Description of the task | Copy all lines holding the word "强大电涌泄放能力" from the entries.

(A block of data)
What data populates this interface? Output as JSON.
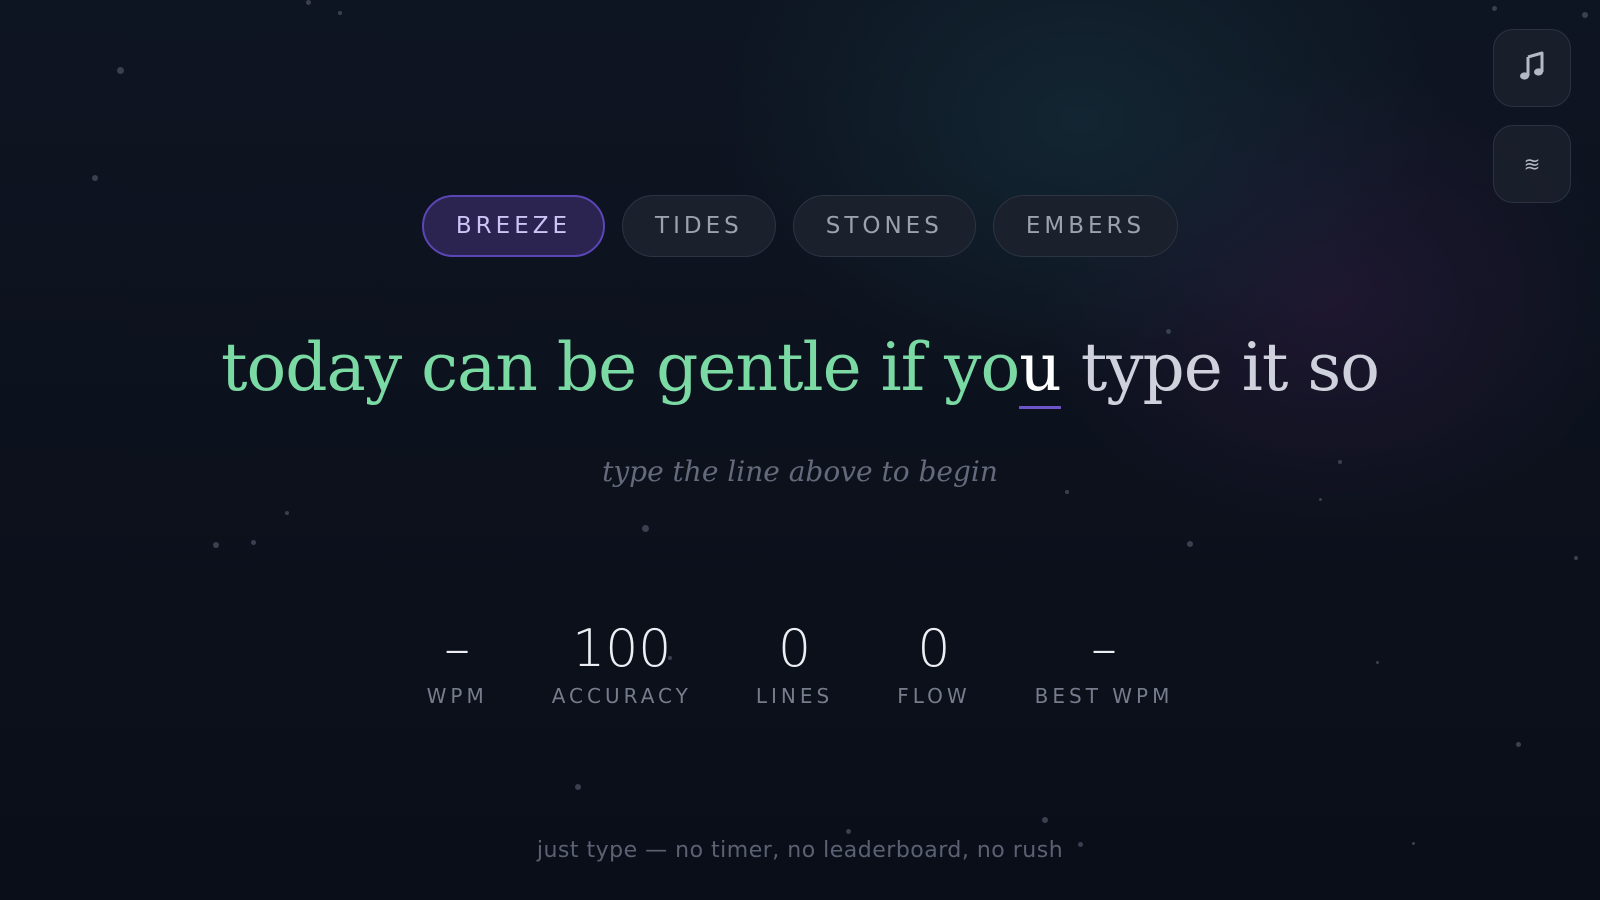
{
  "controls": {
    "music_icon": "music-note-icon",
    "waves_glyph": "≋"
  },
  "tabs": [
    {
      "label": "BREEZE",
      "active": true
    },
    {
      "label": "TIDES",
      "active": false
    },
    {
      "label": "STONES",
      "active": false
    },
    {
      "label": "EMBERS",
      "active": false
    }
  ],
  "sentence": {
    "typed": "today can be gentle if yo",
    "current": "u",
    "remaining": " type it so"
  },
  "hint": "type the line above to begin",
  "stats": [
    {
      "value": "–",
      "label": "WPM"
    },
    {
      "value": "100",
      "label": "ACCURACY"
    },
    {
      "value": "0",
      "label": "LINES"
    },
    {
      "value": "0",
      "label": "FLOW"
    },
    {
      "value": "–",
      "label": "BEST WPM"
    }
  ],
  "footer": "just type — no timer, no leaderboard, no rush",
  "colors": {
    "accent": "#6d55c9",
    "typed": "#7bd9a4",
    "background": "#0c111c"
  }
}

--

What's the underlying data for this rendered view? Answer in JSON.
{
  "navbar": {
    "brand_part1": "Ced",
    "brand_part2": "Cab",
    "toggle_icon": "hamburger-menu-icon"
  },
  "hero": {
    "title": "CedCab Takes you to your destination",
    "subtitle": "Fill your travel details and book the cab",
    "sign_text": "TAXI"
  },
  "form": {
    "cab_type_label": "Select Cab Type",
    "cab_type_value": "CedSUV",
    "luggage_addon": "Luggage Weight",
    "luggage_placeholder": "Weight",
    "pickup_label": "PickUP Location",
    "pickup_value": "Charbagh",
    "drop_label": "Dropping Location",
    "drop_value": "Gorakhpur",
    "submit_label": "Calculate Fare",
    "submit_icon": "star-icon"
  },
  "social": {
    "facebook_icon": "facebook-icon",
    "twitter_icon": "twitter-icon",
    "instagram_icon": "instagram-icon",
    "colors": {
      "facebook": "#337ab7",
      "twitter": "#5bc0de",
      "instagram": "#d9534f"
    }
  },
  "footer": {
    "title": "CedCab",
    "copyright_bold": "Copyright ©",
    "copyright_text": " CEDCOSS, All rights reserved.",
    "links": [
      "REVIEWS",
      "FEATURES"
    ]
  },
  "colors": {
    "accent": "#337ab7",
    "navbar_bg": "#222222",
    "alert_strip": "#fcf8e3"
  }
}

* * *

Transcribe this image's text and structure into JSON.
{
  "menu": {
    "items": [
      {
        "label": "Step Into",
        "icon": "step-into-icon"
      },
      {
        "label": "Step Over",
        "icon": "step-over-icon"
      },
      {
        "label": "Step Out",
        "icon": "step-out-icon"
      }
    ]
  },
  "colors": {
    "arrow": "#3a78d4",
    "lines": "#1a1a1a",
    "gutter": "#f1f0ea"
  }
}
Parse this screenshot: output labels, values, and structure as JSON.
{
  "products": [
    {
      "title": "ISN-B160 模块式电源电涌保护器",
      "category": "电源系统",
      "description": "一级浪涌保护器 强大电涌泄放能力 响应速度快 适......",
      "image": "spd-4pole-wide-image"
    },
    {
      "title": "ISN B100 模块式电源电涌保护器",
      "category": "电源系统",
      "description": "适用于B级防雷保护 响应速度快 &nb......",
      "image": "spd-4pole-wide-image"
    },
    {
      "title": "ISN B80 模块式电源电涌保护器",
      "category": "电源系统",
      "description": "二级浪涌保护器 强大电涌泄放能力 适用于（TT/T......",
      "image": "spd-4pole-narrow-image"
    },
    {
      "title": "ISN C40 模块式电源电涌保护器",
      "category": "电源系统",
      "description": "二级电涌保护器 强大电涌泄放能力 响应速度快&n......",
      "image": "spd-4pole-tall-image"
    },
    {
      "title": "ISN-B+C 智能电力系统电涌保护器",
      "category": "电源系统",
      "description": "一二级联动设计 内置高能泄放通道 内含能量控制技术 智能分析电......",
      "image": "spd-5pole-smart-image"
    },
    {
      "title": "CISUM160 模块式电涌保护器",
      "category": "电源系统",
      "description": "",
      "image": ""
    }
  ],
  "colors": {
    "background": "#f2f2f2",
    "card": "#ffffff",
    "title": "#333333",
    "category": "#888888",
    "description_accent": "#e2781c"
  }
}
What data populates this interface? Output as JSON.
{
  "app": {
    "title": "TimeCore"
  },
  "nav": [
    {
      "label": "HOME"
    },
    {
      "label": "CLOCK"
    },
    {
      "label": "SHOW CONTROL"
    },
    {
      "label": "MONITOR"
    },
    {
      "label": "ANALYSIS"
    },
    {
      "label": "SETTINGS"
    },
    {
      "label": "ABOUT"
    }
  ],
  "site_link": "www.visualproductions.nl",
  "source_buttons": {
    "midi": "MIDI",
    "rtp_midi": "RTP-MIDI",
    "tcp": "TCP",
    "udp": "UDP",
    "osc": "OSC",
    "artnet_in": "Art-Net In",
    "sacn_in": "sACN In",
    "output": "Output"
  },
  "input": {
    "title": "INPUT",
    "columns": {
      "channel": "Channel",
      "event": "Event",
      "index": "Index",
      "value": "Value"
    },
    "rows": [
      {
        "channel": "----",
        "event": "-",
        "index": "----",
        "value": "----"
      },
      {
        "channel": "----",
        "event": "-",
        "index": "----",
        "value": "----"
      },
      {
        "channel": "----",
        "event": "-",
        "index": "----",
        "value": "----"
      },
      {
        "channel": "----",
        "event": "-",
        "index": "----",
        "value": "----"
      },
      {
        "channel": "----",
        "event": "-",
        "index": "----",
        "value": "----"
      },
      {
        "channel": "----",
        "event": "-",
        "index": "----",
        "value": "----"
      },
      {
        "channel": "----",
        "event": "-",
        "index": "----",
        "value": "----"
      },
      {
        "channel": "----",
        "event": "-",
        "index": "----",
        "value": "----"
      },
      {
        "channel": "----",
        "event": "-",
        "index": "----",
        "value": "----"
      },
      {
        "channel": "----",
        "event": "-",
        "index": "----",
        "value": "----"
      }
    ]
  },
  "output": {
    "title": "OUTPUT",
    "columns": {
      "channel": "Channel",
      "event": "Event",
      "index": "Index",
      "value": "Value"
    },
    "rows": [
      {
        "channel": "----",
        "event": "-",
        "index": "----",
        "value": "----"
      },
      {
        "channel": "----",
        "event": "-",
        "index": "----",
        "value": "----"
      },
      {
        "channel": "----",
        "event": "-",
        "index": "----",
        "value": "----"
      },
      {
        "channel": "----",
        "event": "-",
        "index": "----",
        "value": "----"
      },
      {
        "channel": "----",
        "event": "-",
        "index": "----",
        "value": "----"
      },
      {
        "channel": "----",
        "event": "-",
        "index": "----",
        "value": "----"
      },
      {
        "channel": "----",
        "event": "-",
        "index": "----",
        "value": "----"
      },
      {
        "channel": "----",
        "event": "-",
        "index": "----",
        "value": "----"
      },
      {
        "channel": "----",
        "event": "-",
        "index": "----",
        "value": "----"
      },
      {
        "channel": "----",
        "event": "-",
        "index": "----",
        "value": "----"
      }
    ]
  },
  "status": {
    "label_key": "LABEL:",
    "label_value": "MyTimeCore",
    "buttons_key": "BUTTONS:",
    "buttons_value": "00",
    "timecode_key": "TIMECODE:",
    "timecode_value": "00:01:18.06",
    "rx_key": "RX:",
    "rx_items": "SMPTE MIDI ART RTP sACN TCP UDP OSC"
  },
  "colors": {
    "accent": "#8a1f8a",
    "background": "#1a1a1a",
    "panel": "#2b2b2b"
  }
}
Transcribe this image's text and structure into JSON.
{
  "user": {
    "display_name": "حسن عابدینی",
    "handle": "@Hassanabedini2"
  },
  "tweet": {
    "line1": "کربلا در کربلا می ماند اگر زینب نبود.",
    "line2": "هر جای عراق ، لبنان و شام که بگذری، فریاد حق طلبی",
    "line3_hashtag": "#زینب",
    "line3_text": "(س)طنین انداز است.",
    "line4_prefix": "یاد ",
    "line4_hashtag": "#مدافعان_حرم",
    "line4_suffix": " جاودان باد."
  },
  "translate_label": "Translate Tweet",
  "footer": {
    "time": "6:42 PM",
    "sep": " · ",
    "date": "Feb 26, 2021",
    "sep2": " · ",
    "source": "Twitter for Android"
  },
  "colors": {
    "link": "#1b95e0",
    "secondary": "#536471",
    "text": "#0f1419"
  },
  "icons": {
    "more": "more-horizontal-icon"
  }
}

Completed exercise |
      "description": "一级浪涌保护器 强大电涌泄放能力 响应速度快 适......",
      "description": "二级浪涌保护器 强大电涌泄放能力 适用于（TT/T......",
      "description": "二级电涌保护器 强大电涌泄放能力 响应速度快&n......",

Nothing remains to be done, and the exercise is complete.